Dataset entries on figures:
○ ○ ○ ○ ○ ○ ○

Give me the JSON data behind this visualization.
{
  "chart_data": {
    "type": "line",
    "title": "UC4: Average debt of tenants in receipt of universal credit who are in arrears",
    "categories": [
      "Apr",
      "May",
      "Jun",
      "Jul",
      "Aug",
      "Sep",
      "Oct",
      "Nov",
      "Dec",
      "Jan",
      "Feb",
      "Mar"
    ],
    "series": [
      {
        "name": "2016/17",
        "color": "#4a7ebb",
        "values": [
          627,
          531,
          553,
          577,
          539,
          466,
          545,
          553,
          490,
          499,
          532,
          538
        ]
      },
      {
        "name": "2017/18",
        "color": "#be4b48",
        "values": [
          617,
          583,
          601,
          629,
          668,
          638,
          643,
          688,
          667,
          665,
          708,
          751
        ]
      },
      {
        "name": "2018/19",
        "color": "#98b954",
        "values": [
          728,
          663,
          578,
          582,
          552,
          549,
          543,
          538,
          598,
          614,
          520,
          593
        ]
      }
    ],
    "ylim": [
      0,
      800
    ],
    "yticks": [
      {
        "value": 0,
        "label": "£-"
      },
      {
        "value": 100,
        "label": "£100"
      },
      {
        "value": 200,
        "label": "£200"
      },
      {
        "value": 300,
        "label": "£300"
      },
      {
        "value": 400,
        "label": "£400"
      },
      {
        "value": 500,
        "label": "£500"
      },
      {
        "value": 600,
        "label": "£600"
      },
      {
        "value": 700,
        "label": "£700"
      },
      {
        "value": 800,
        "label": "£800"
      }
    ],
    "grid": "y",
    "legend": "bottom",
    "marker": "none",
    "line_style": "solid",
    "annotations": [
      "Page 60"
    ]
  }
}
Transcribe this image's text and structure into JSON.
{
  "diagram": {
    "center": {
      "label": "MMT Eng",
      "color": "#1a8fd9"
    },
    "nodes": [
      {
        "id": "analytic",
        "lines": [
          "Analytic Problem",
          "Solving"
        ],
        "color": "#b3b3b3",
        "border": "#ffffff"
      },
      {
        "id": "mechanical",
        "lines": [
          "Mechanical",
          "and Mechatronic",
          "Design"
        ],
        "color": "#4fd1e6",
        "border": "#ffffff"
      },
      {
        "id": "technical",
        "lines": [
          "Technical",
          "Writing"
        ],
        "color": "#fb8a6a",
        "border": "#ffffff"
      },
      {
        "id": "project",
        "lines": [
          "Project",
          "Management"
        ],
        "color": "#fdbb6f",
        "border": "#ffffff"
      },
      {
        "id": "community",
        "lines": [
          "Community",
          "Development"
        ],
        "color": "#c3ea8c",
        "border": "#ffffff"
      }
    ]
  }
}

○ ○ ○ ○ ○ ○ ○

__Problem__
From the entries above, collect every line with the string "color" in it.

__Response__
        "color": "#4a7ebb",
        "color": "#be4b48",
        "color": "#98b954",
      "color": "#1a8fd9"
        "color": "#b3b3b3",
        "color": "#4fd1e6",
        "color": "#fb8a6a",
        "color": "#fdbb6f",
        "color": "#c3ea8c",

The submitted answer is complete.